-- What is needed --
All of the material below is to be retyped exactly.

-- Dataset items --
====

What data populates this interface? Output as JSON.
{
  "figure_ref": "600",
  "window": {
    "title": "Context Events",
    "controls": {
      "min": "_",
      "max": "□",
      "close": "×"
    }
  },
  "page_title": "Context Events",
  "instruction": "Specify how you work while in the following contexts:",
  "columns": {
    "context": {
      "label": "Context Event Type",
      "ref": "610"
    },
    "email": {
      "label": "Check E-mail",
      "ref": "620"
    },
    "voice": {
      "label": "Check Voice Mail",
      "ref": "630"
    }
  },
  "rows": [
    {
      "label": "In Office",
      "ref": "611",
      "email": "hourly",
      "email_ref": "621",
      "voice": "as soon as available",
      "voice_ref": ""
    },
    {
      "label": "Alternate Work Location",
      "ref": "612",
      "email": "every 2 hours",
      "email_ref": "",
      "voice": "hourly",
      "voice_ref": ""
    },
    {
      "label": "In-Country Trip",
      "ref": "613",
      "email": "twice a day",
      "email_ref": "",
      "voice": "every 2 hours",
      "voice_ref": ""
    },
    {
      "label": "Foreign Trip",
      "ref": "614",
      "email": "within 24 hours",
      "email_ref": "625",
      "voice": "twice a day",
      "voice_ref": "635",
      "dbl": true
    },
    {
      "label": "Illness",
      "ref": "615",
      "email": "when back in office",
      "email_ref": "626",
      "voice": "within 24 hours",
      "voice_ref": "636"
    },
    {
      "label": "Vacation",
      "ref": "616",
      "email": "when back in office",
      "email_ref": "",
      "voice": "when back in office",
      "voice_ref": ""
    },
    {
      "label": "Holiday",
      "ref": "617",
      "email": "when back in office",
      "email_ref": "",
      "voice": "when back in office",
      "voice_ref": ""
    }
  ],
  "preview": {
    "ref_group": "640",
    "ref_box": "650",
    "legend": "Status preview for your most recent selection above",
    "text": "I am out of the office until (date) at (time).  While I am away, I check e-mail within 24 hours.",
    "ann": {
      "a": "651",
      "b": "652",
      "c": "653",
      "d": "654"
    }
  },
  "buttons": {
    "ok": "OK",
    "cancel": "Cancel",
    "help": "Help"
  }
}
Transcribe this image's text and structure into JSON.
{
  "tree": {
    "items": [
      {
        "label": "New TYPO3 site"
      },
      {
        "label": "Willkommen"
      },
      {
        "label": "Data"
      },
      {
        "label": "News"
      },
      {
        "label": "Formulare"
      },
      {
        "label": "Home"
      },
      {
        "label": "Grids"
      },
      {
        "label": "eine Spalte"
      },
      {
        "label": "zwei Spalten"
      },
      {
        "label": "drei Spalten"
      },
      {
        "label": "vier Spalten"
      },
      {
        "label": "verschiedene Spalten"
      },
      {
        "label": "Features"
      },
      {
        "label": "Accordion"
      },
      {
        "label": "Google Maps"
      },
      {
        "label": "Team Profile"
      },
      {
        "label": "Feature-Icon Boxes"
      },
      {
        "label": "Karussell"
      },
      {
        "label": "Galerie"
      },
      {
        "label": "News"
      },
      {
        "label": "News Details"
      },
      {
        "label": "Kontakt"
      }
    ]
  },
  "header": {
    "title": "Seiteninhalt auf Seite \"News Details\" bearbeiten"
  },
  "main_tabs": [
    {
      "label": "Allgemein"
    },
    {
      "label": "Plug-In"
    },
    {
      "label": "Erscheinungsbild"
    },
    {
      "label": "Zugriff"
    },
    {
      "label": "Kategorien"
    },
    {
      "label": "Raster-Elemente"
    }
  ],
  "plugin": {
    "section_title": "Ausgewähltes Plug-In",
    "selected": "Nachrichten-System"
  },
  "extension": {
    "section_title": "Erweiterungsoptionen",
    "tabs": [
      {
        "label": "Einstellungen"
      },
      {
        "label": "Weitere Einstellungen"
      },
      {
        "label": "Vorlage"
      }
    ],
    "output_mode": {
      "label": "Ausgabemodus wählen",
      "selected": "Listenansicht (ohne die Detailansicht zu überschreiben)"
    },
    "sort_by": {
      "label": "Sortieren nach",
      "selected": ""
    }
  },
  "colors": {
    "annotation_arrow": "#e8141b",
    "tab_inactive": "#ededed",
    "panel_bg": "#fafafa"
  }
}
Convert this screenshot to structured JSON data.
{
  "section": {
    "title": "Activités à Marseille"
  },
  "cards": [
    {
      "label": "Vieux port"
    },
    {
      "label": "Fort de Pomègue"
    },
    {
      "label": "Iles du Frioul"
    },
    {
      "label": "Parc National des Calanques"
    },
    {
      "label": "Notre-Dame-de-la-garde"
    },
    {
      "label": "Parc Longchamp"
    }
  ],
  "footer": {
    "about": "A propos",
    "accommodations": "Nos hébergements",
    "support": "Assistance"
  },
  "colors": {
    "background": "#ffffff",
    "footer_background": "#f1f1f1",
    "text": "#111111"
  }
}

====

-- Exercise result --
What data populates this interface? Output as JSON.
{
  "figure_ref": "600",
  "window": {
    "title": "Context Events",
    "controls": {
      "min": "_",
      "max": "□",
      "close": "×"
    }
  },
  "page_title": "Context Events",
  "instruction": "Specify how you work while in the following contexts:",
  "columns": {
    "context": {
      "label": "Context Event Type",
      "ref": "610"
    },
    "email": {
      "label": "Check E-mail",
      "ref": "620"
    },
    "voice": {
      "label": "Check Voice Mail",
      "ref": "630"
    }
  },
  "rows": [
    {
      "label": "In Office",
      "ref": "611",
      "email": "hourly",
      "email_ref": "621",
      "voice": "as soon as available",
      "voice_ref": ""
    },
    {
      "label": "Alternate Work Location",
      "ref": "612",
      "email": "every 2 hours",
      "email_ref": "",
      "voice": "hourly",
      "voice_ref": ""
    },
    {
      "label": "In-Country Trip",
      "ref": "613",
      "email": "twice a day",
      "email_ref": "",
      "voice": "every 2 hours",
      "voice_ref": ""
    },
    {
      "label": "Foreign Trip",
      "ref": "614",
      "email": "within 24 hours",
      "email_ref": "625",
      "voice": "twice a day",
      "voice_ref": "635",
      "dbl": true
    },
    {
      "label": "Illness",
      "ref": "615",
      "email": "when back in office",
      "email_ref": "626",
      "voice": "within 24 hours",
      "voice_ref": "636"
    },
    {
      "label": "Vacation",
      "ref": "616",
      "email": "when back in office",
      "email_ref": "",
      "voice": "when back in office",
      "voice_ref": ""
    },
    {
      "label": "Holiday",
      "ref": "617",
      "email": "when back in office",
      "email_ref": "",
      "voice": "when back in office",
      "voice_ref": ""
    }
  ],
  "preview": {
    "ref_group": "640",
    "ref_box": "650",
    "legend": "Status preview for your most recent selection above",
    "text": "I am out of the office until (date) at (time).  While I am away, I check e-mail within 24 hours.",
    "ann": {
      "a": "651",
      "b": "652",
      "c": "653",
      "d": "654"
    }
  },
  "buttons": {
    "ok": "OK",
    "cancel": "Cancel",
    "help": "Help"
  }
}
Transcribe this image's text and structure into JSON.
{
  "tree": {
    "items": [
      {
        "label": "New TYPO3 site"
      },
      {
        "label": "Willkommen"
      },
      {
        "label": "Data"
      },
      {
        "label": "News"
      },
      {
        "label": "Formulare"
      },
      {
        "label": "Home"
      },
      {
        "label": "Grids"
      },
      {
        "label": "eine Spalte"
      },
      {
        "label": "zwei Spalten"
      },
      {
        "label": "drei Spalten"
      },
      {
        "label": "vier Spalten"
      },
      {
        "label": "verschiedene Spalten"
      },
      {
        "label": "Features"
      },
      {
        "label": "Accordion"
      },
      {
        "label": "Google Maps"
      },
      {
        "label": "Team Profile"
      },
      {
        "label": "Feature-Icon Boxes"
      },
      {
        "label": "Karussell"
      },
      {
        "label": "Galerie"
      },
      {
        "label": "News"
      },
      {
        "label": "News Details"
      },
      {
        "label": "Kontakt"
      }
    ]
  },
  "header": {
    "title": "Seiteninhalt auf Seite \"News Details\" bearbeiten"
  },
  "main_tabs": [
    {
      "label": "Allgemein"
    },
    {
      "label": "Plug-In"
    },
    {
      "label": "Erscheinungsbild"
    },
    {
      "label": "Zugriff"
    },
    {
      "label": "Kategorien"
    },
    {
      "label": "Raster-Elemente"
    }
  ],
  "plugin": {
    "section_title": "Ausgewähltes Plug-In",
    "selected": "Nachrichten-System"
  },
  "extension": {
    "section_title": "Erweiterungsoptionen",
    "tabs": [
      {
        "label": "Einstellungen"
      },
      {
        "label": "Weitere Einstellungen"
      },
      {
        "label": "Vorlage"
      }
    ],
    "output_mode": {
      "label": "Ausgabemodus wählen",
      "selected": "Listenansicht (ohne die Detailansicht zu überschreiben)"
    },
    "sort_by": {
      "label": "Sortieren nach",
      "selected": ""
    }
  },
  "colors": {
    "annotation_arrow": "#e8141b",
    "tab_inactive": "#ededed",
    "panel_bg": "#fafafa"
  }
}
Convert this screenshot to structured JSON data.
{
  "section": {
    "title": "Activités à Marseille"
  },
  "cards": [
    {
      "label": "Vieux port"
    },
    {
      "label": "Fort de Pomègue"
    },
    {
      "label": "Iles du Frioul"
    },
    {
      "label": "Parc National des Calanques"
    },
    {
      "label": "Notre-Dame-de-la-garde"
    },
    {
      "label": "Parc Longchamp"
    }
  ],
  "footer": {
    "about": "A propos",
    "accommodations": "Nos hébergements",
    "support": "Assistance"
  },
  "colors": {
    "background": "#ffffff",
    "footer_background": "#f1f1f1",
    "text": "#111111"
  }
}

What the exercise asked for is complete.